--- START Supplied data ---
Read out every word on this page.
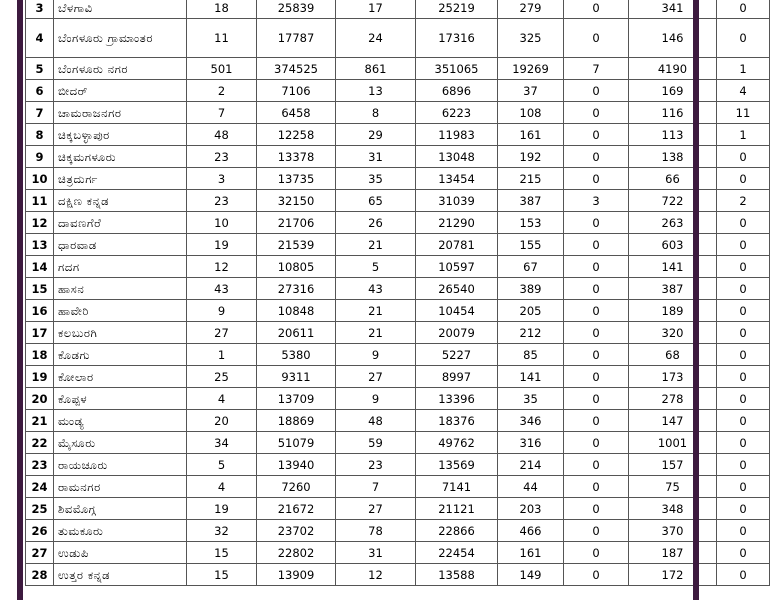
3	ಬೆಳಗಾವಿ	18	25839	17	25219	279	0	341	0
4	ಬೆಂಗಳೂರು ಗ್ರಾಮಾಂತರ	11	17787	24	17316	325	0	146	0
5	ಬೆಂಗಳೂರು ನಗರ	501	374525	861	351065	19269	7	4190	1
6	ಬೀದರ್	2	7106	13	6896	37	0	169	4
7	ಚಾಮರಾಜನಗರ	7	6458	8	6223	108	0	116	11
8	ಚಿಕ್ಕಬಳ್ಳಾಪುರ	48	12258	29	11983	161	0	113	1
9	ಚಿಕ್ಕಮಗಳೂರು	23	13378	31	13048	192	0	138	0
10	ಚಿತ್ರದುರ್ಗ	3	13735	35	13454	215	0	66	0
11	ದಕ್ಷಿಣ ಕನ್ನಡ	23	32150	65	31039	387	3	722	2
12	ದಾವಣಗೆರೆ	10	21706	26	21290	153	0	263	0
13	ಧಾರವಾಡ	19	21539	21	20781	155	0	603	0
14	ಗದಗ	12	10805	5	10597	67	0	141	0
15	ಹಾಸನ	43	27316	43	26540	389	0	387	0
16	ಹಾವೇರಿ	9	10848	21	10454	205	0	189	0
17	ಕಲಬುರಗಿ	27	20611	21	20079	212	0	320	0
18	ಕೊಡಗು	1	5380	9	5227	85	0	68	0
19	ಕೋಲಾರ	25	9311	27	8997	141	0	173	0
20	ಕೊಪ್ಪಳ	4	13709	9	13396	35	0	278	0
21	ಮಂಡ್ಯ	20	18869	48	18376	346	0	147	0
22	ಮೈಸೂರು	34	51079	59	49762	316	0	1001	0
23	ರಾಯಚೂರು	5	13940	23	13569	214	0	157	0
24	ರಾಮನಗರ	4	7260	7	7141	44	0	75	0
25	ಶಿವಮೊಗ್ಗ	19	21672	27	21121	203	0	348	0
26	ತುಮಕೂರು	32	23702	78	22866	466	0	370	0
27	ಉಡುಪಿ	15	22802	31	22454	161	0	187	0
28	ಉತ್ತರ ಕನ್ನಡ	15	13909	12	13588	149	0	172	0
--- END Supplied data ---
#### Problem to solve
Quote all of the entries word for word, omitting any pictures.

#### Response below
Read out every word on this page.
3	ಬೆಳಗಾವಿ	18	25839	17	25219	279	0	341	0
4	ಬೆಂಗಳೂರು ಗ್ರಾಮಾಂತರ	11	17787	24	17316	325	0	146	0
5	ಬೆಂಗಳೂರು ನಗರ	501	374525	861	351065	19269	7	4190	1
6	ಬೀದರ್	2	7106	13	6896	37	0	169	4
7	ಚಾಮರಾಜನಗರ	7	6458	8	6223	108	0	116	11
8	ಚಿಕ್ಕಬಳ್ಳಾಪುರ	48	12258	29	11983	161	0	113	1
9	ಚಿಕ್ಕಮಗಳೂರು	23	13378	31	13048	192	0	138	0
10	ಚಿತ್ರದುರ್ಗ	3	13735	35	13454	215	0	66	0
11	ದಕ್ಷಿಣ ಕನ್ನಡ	23	32150	65	31039	387	3	722	2
12	ದಾವಣಗೆರೆ	10	21706	26	21290	153	0	263	0
13	ಧಾರವಾಡ	19	21539	21	20781	155	0	603	0
14	ಗದಗ	12	10805	5	10597	67	0	141	0
15	ಹಾಸನ	43	27316	43	26540	389	0	387	0
16	ಹಾವೇರಿ	9	10848	21	10454	205	0	189	0
17	ಕಲಬುರಗಿ	27	20611	21	20079	212	0	320	0
18	ಕೊಡಗು	1	5380	9	5227	85	0	68	0
19	ಕೋಲಾರ	25	9311	27	8997	141	0	173	0
20	ಕೊಪ್ಪಳ	4	13709	9	13396	35	0	278	0
21	ಮಂಡ್ಯ	20	18869	48	18376	346	0	147	0
22	ಮೈಸೂರು	34	51079	59	49762	316	0	1001	0
23	ರಾಯಚೂರು	5	13940	23	13569	214	0	157	0
24	ರಾಮನಗರ	4	7260	7	7141	44	0	75	0
25	ಶಿವಮೊಗ್ಗ	19	21672	27	21121	203	0	348	0
26	ತುಮಕೂರು	32	23702	78	22866	466	0	370	0
27	ಉಡುಪಿ	15	22802	31	22454	161	0	187	0
28	ಉತ್ತರ ಕನ್ನಡ	15	13909	12	13588	149	0	172	0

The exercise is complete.